-- START OF Information given --
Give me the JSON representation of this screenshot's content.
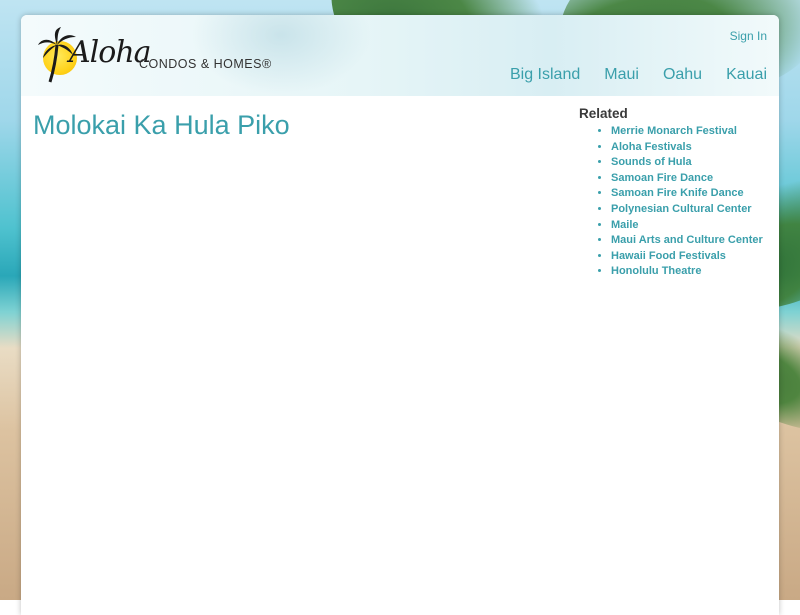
{
  "site": {
    "logo_script": "Aloha",
    "logo_sub": "CONDOS & HOMES®"
  },
  "header": {
    "signin_label": "Sign In",
    "nav": [
      "Big Island",
      "Maui",
      "Oahu",
      "Kauai"
    ]
  },
  "page": {
    "title": "Molokai Ka Hula Piko"
  },
  "related": {
    "heading": "Related",
    "items": [
      "Merrie Monarch Festival",
      "Aloha Festivals",
      "Sounds of Hula",
      "Samoan Fire Dance",
      "Samoan Fire Knife Dance",
      "Polynesian Cultural Center",
      "Maile",
      "Maui Arts and Culture Center",
      "Hawaii Food Festivals",
      "Honolulu Theatre"
    ]
  },
  "colors": {
    "accent": "#3a9fab",
    "heading": "#3a3a3a"
  }
}
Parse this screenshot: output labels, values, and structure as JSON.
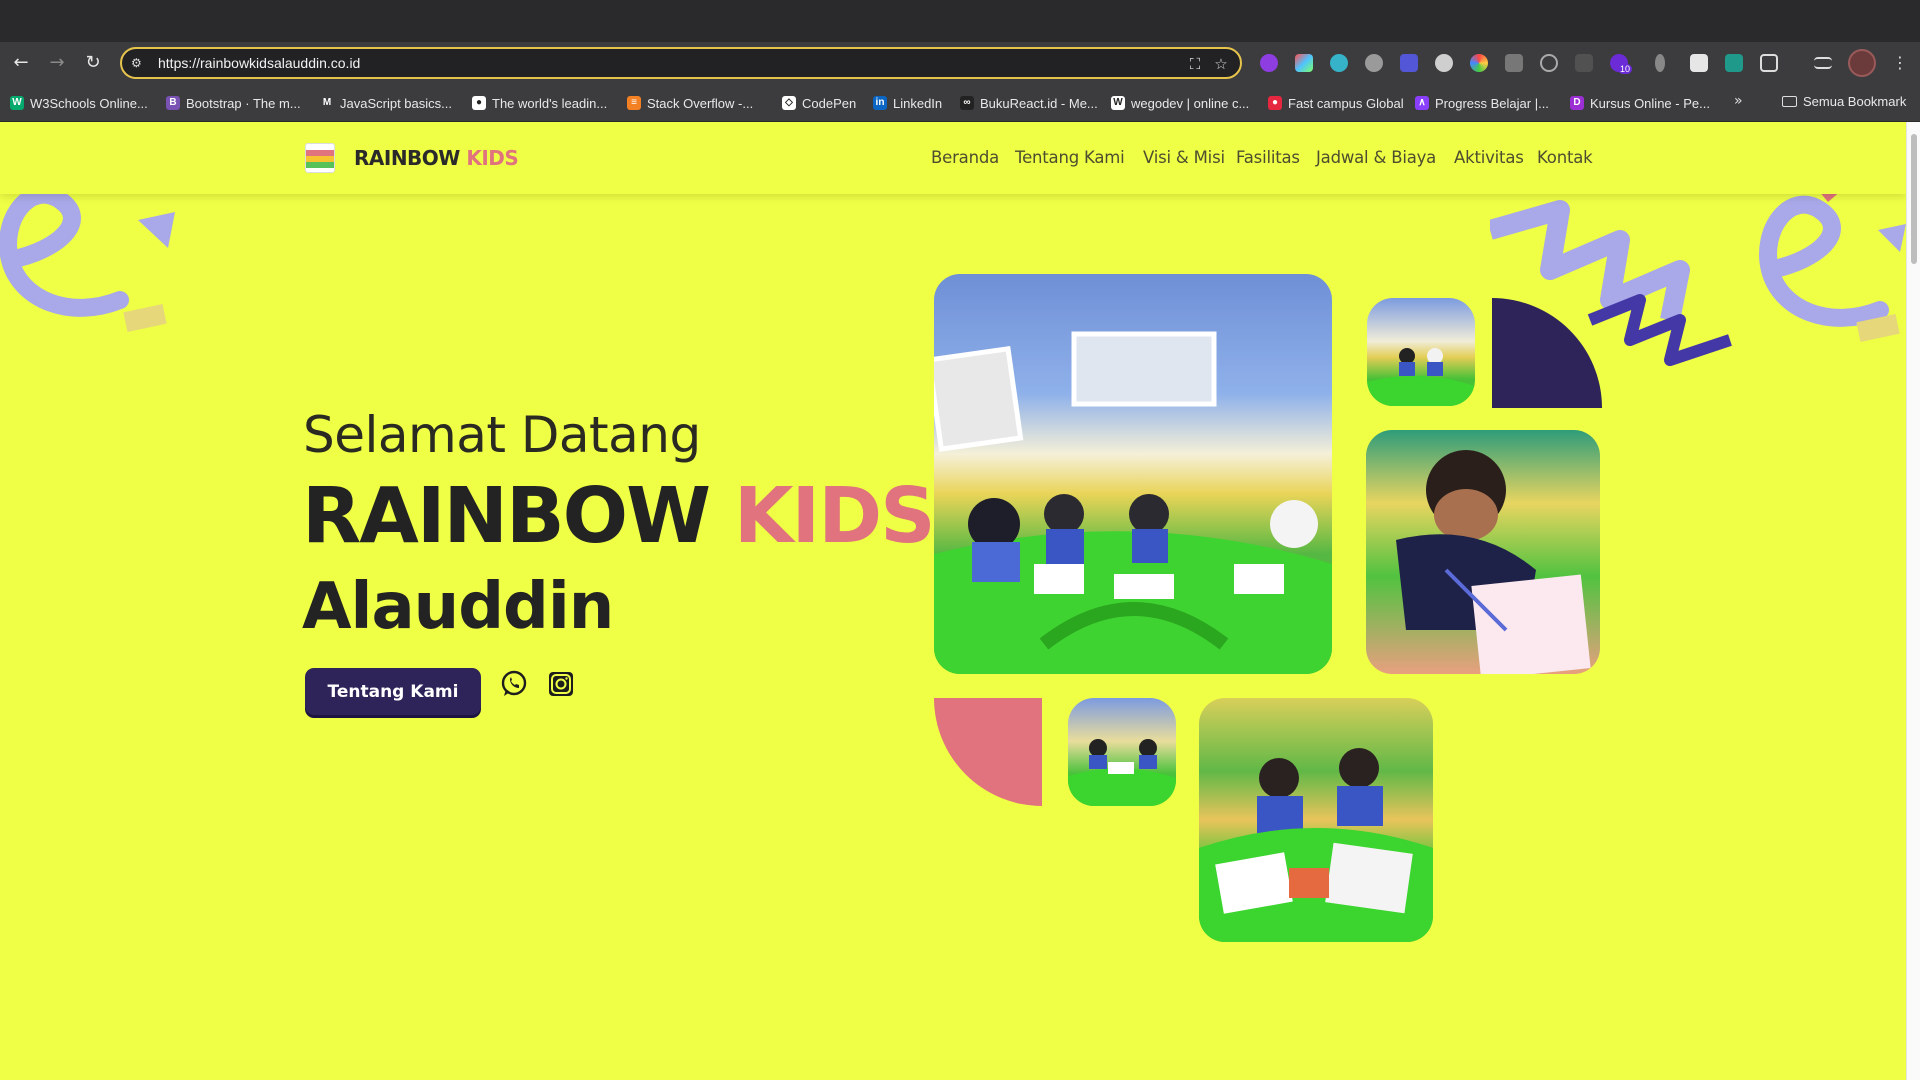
{
  "browser": {
    "url": "https://rainbowkidsalauddin.co.id",
    "extension_badge": "10",
    "bookmarks": [
      {
        "label": "W3Schools Online...",
        "icon": "w3schools-icon",
        "color": "#04aa6d",
        "glyph": "W"
      },
      {
        "label": "Bootstrap · The m...",
        "icon": "bootstrap-icon",
        "color": "#7952b3",
        "glyph": "B"
      },
      {
        "label": "JavaScript basics...",
        "icon": "mdn-icon",
        "color": "#3c3c3f",
        "glyph": "M"
      },
      {
        "label": "The world's leadin...",
        "icon": "github-icon",
        "color": "#ffffff",
        "glyph": "●"
      },
      {
        "label": "Stack Overflow -...",
        "icon": "stackoverflow-icon",
        "color": "#f48024",
        "glyph": "≡"
      },
      {
        "label": "CodePen",
        "icon": "codepen-icon",
        "color": "#ffffff",
        "glyph": "◇"
      },
      {
        "label": "LinkedIn",
        "icon": "linkedin-icon",
        "color": "#0a66c2",
        "glyph": "in"
      },
      {
        "label": "BukuReact.id - Me...",
        "icon": "bukureact-icon",
        "color": "#222222",
        "glyph": "∞"
      },
      {
        "label": "wegodev | online c...",
        "icon": "wegodev-icon",
        "color": "#ffffff",
        "glyph": "W"
      },
      {
        "label": "Fast campus Global",
        "icon": "fastcampus-icon",
        "color": "#e5283f",
        "glyph": "●"
      },
      {
        "label": "Progress Belajar |...",
        "icon": "progress-icon",
        "color": "#8a3ffc",
        "glyph": "∧"
      },
      {
        "label": "Kursus Online - Pe...",
        "icon": "kursus-icon",
        "color": "#9b2fd4",
        "glyph": "D"
      }
    ],
    "all_bookmarks_label": "Semua Bookmark"
  },
  "header": {
    "brand_main": "RAINBOW",
    "brand_accent": "KIDS",
    "nav": [
      "Beranda",
      "Tentang Kami",
      "Visi & Misi",
      "Fasilitas",
      "Jadwal & Biaya",
      "Aktivitas",
      "Kontak"
    ]
  },
  "hero": {
    "greeting": "Selamat Datang",
    "title_main": "RAINBOW",
    "title_accent": "KIDS",
    "subtitle": "Alauddin",
    "cta_label": "Tentang Kami",
    "social_icons": [
      "whatsapp-icon",
      "instagram-icon"
    ]
  },
  "colors": {
    "page_bg": "#efff45",
    "accent_pink": "#e0737d",
    "navy": "#2e2459",
    "deco_purple": "#a9a8e8"
  }
}
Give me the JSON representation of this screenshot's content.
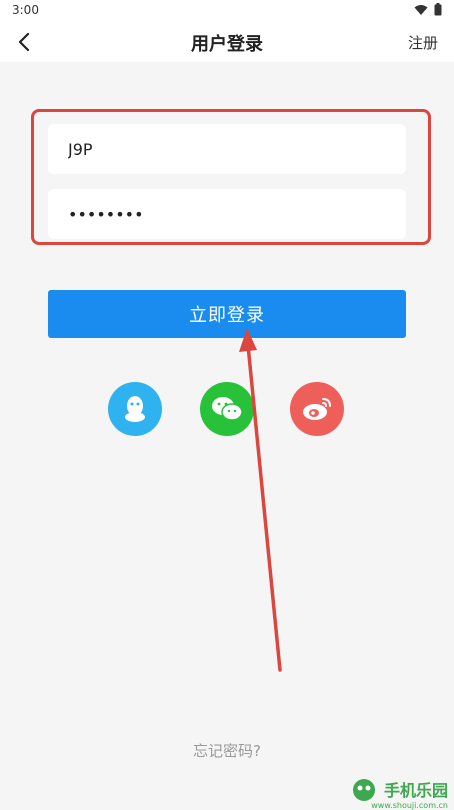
{
  "status_bar": {
    "time": "3:00"
  },
  "app_bar": {
    "title": "用户登录",
    "register_label": "注册"
  },
  "form": {
    "username_value": "J9P",
    "password_value": "••••••••",
    "login_label": "立即登录"
  },
  "social": [
    {
      "name": "qq-icon"
    },
    {
      "name": "wechat-icon"
    },
    {
      "name": "weibo-icon"
    }
  ],
  "footer": {
    "forgot_label": "忘记密码?"
  },
  "watermark": {
    "text": "手机乐园",
    "sub": "www.shouji.com.cn"
  },
  "colors": {
    "primary": "#1a8cf0",
    "highlight": "#d9473e",
    "qq": "#2eb2f0",
    "wechat": "#27c23a",
    "weibo": "#ef5f5a"
  }
}
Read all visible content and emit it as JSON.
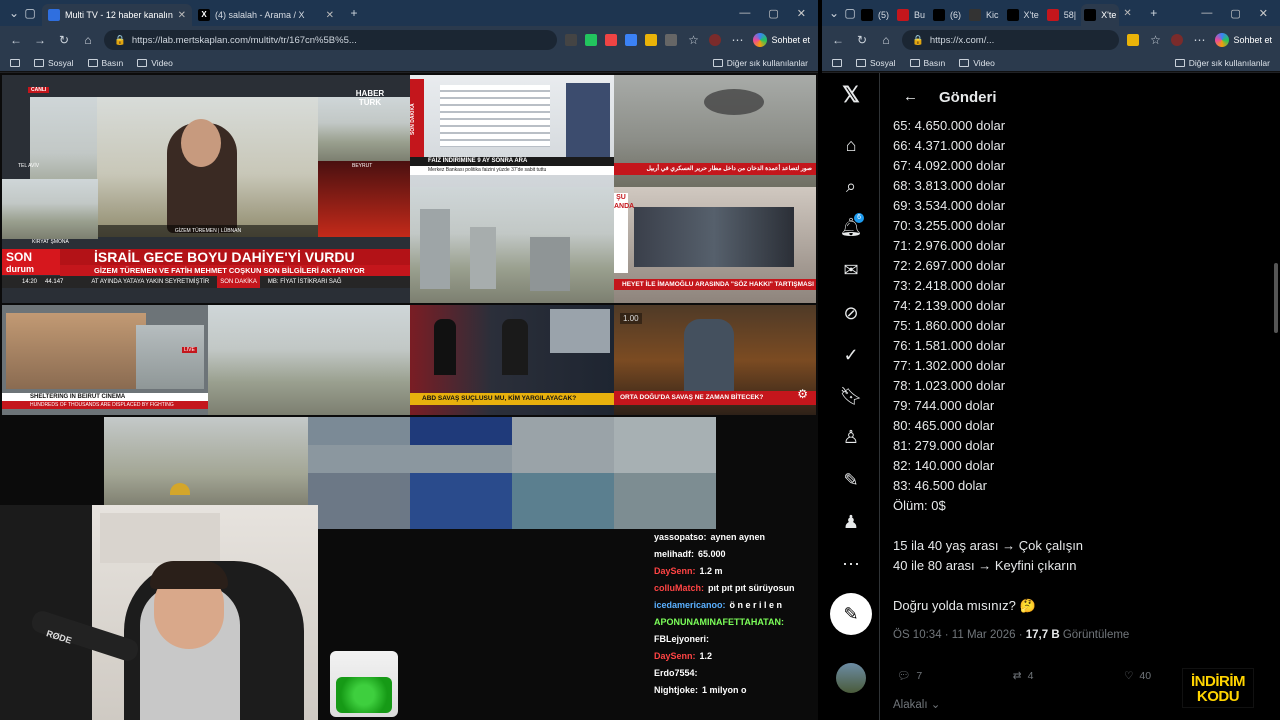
{
  "left_browser": {
    "tabs": [
      {
        "label": "Multi TV - 12 haber kanalını aynı a"
      },
      {
        "label": "(4) salalah - Arama / X"
      }
    ],
    "new_tab_label": "+",
    "url": "https://lab.mertskaplan.com/multitv/tr/167cn%5B%5...",
    "chat_button": "Sohbet et",
    "bookmarks": [
      "Sosyal",
      "Basın",
      "Video"
    ],
    "bookmarks_right": "Diğer sık kullanılanlar"
  },
  "tv": {
    "haberturk": {
      "live": "CANLI",
      "logo": "HABER TÜRK",
      "city_left_top": "TEL AVİV",
      "city_left_top_sub": "CANLI",
      "city_right_top": "BEYRUT",
      "city_right_top_sub": "CANLI",
      "city_left_bottom": "KIRYAT ŞMONA",
      "reporter_caption": "GİZEM TÜREMEN | LÜBNAN",
      "son_durum_1": "SON",
      "son_durum_2": "durum",
      "headline": "İSRAİL GECE BOYU DAHİYE'Yİ VURDU",
      "subline": "GİZEM TÜREMEN VE FATİH MEHMET COŞKUN SON BİLGİLERİ AKTARIYOR",
      "time": "14:20",
      "ticker_value": "44.147",
      "ticker_text": "AT AYINDA YATAYA YAKIN SEYRETMİŞTİR",
      "ticker_tag": "SON DAKİKA",
      "ticker_right": "MB: FİYAT İSTİKRARI SAĞ"
    },
    "cnbc": {
      "tag": "SON DAKİKA",
      "headline": "FAİZ İNDİRİMİNE 9 AY SONRA ARA",
      "sub": "Merkez Bankası politika faizini yüzde 37'de sabit tuttu"
    },
    "arabic": {
      "caption": "صور لتصاعد أعمدة الدخان من داخل مطار حرير العسكري في أربيل"
    },
    "su_anda": {
      "tag1": "ŞU",
      "tag2": "ANDA",
      "headline": "HEYET İLE İMAMOĞLU ARASINDA \"SÖZ HAKKI\" TARTIŞMASI"
    },
    "aljazeera": {
      "live": "LIVE",
      "caption": "SHELTERING IN BEIRUT CINEMA",
      "sub": "HUNDREDS OF THOUSANDS ARE DISPLACED BY FIGHTING"
    },
    "studio": {
      "headline": "ABD SAVAŞ SUÇLUSU MU, KİM YARGILAYACAK?"
    },
    "speed": {
      "badge": "1.00",
      "headline": "ORTA DOĞU'DA SAVAŞ NE ZAMAN BİTECEK?"
    }
  },
  "chat": [
    {
      "user": "yassopatso:",
      "msg": "aynen aynen",
      "color": "#ffffff"
    },
    {
      "user": "melihadf:",
      "msg": "65.000",
      "color": "#ffffff"
    },
    {
      "user": "DaySenn:",
      "msg": "1.2 m",
      "color": "#ff4444"
    },
    {
      "user": "colluMatch:",
      "msg": "pıt pıt pıt sürüyosun",
      "color": "#ff4444"
    },
    {
      "user": "icedamericanoo:",
      "msg": "ö n e r i l e n",
      "color": "#5ab0ff"
    },
    {
      "user": "APONUNAMINAFETTAHATAN:",
      "msg": "",
      "color": "#7cff5a"
    },
    {
      "user": "FBLejyoneri:",
      "msg": "",
      "color": "#ffffff"
    },
    {
      "user": "DaySenn:",
      "msg": "1.2",
      "color": "#ff4444"
    },
    {
      "user": "Erdo7554:",
      "msg": "",
      "color": "#ffffff"
    },
    {
      "user": "Nightjoke:",
      "msg": "1 milyon o",
      "color": "#ffffff"
    }
  ],
  "mic_label": "RØDE",
  "right_browser": {
    "url": "https://x.com/...",
    "chat_button": "Sohbet et",
    "bookmarks": [
      "Sosyal",
      "Basın",
      "Video"
    ],
    "bookmarks_right": "Diğer sık kullanılanlar",
    "tabs": [
      "(5)",
      "Bu",
      "(6)",
      "Kic",
      "X'te",
      "58|",
      "X'te"
    ]
  },
  "x": {
    "notif_count": "6",
    "page_title": "Gönderi",
    "lines": [
      "65: 4.650.000 dolar",
      "66: 4.371.000 dolar",
      "67: 4.092.000 dolar",
      "68: 3.813.000 dolar",
      "69: 3.534.000 dolar",
      "70: 3.255.000 dolar",
      "71: 2.976.000 dolar",
      "72: 2.697.000 dolar",
      "73: 2.418.000 dolar",
      "74: 2.139.000 dolar",
      "75: 1.860.000 dolar",
      "76: 1.581.000 dolar",
      "77: 1.302.000 dolar",
      "78: 1.023.000 dolar",
      "79: 744.000 dolar",
      "80: 465.000 dolar",
      "81: 279.000 dolar",
      "82: 140.000 dolar",
      "83: 46.500 dolar",
      "Ölüm: 0$",
      "",
      "15 ila 40 yaş arası → Çok çalışın",
      "40 ile 80 arası → Keyfini çıkarın",
      "",
      "Doğru yolda mısınız? 🤔"
    ],
    "timestamp": "ÖS 10:34 · 11 Mar 2026 · ",
    "views": "17,7 B",
    "views_label": " Görüntüleme",
    "replies": "7",
    "reposts": "4",
    "likes": "40",
    "bottom_text": "Alakalı"
  },
  "promo": {
    "line1": "İNDİRİM",
    "line2": "KODU"
  }
}
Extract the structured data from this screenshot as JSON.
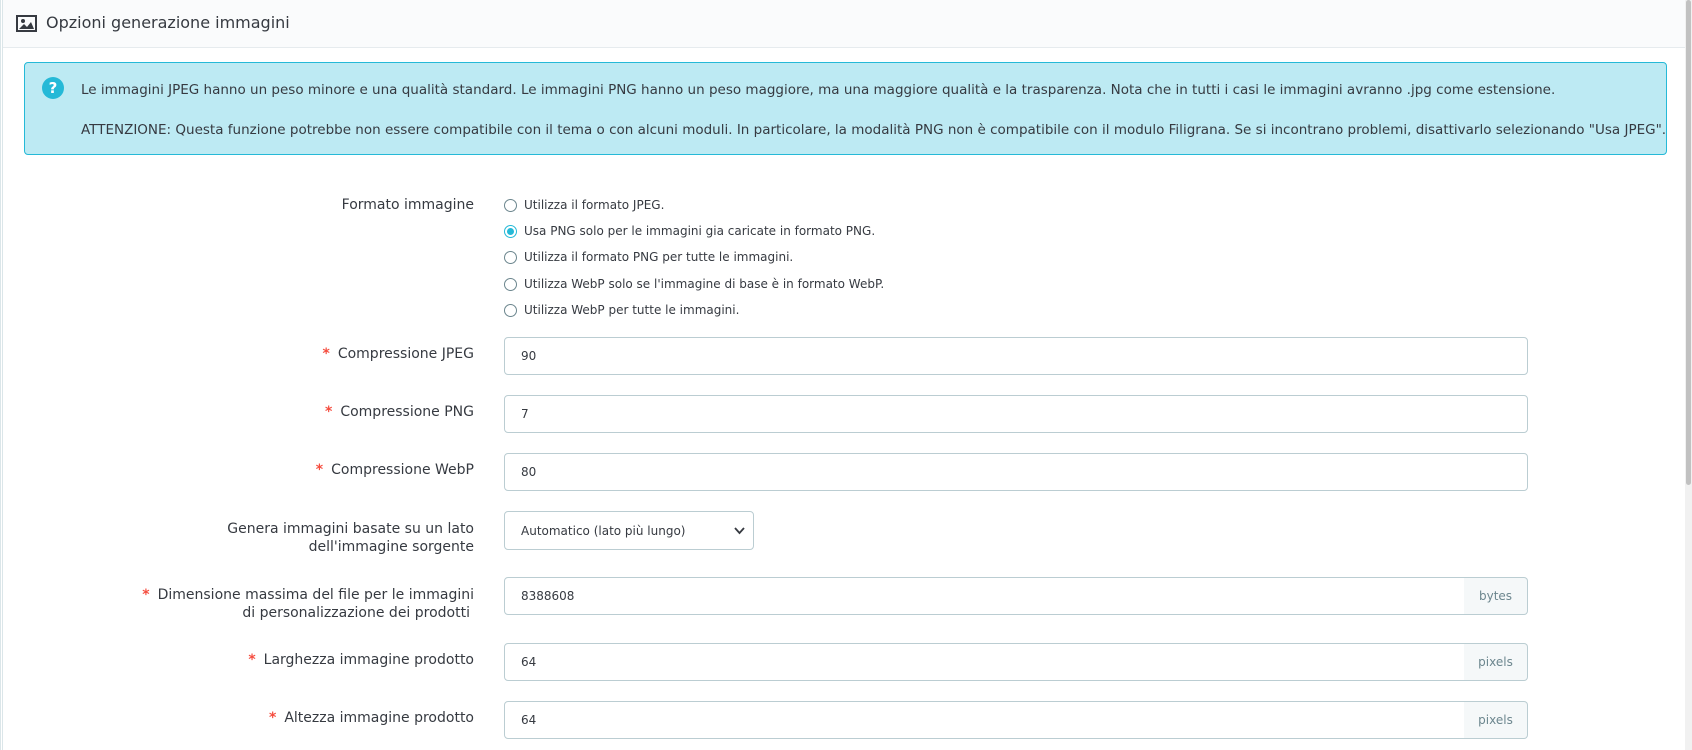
{
  "panel": {
    "title": "Opzioni generazione immagini",
    "heading_icon": "image-icon"
  },
  "alert": {
    "icon": "question-circle-icon",
    "line1": "Le immagini JPEG hanno un peso minore e una qualità standard. Le immagini PNG hanno un peso maggiore, ma una maggiore qualità e la trasparenza. Nota che in tutti i casi le immagini avranno .jpg come estensione.",
    "line2": "ATTENZIONE: Questa funzione potrebbe non essere compatibile con il tema o con alcuni moduli. In particolare, la modalità PNG non è compatibile con il modulo Filigrana. Se si incontrano problemi, disattivarlo selezionando \"Usa JPEG\"."
  },
  "format": {
    "label": "Formato immagine",
    "options": [
      {
        "label": "Utilizza il formato JPEG.",
        "checked": false
      },
      {
        "label": "Usa PNG solo per le immagini gia caricate in formato PNG.",
        "checked": true
      },
      {
        "label": "Utilizza il formato PNG per tutte le immagini.",
        "checked": false
      },
      {
        "label": "Utilizza WebP solo se l'immagine di base è in formato WebP.",
        "checked": false
      },
      {
        "label": "Utilizza WebP per tutte le immagini.",
        "checked": false
      }
    ]
  },
  "fields": {
    "required_mark": "*",
    "jpeg": {
      "label": "Compressione JPEG",
      "value": "90"
    },
    "png": {
      "label": "Compressione PNG",
      "value": "7"
    },
    "webp": {
      "label": "Compressione WebP",
      "value": "80"
    },
    "side": {
      "label_line1": "Genera immagini basate su un lato",
      "label_line2": "dell'immagine sorgente",
      "selected": "Automatico (lato più lungo)"
    },
    "max_size": {
      "label_line1": "Dimensione massima del file per le immagini",
      "label_line2": "di personalizzazione dei prodotti",
      "value": "8388608",
      "unit": "bytes"
    },
    "width": {
      "label": "Larghezza immagine prodotto",
      "value": "64",
      "unit": "pixels"
    },
    "height": {
      "label": "Altezza immagine prodotto",
      "value": "64",
      "unit": "pixels"
    }
  },
  "colors": {
    "info_bg": "#bdeaf3",
    "info_border": "#25b9d7",
    "required": "#f54c3e"
  }
}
-- END OF Information given --
● Written instruction
Your answer should be one number: how many lines of the listing include the word "JSON".

● Exercise answer
5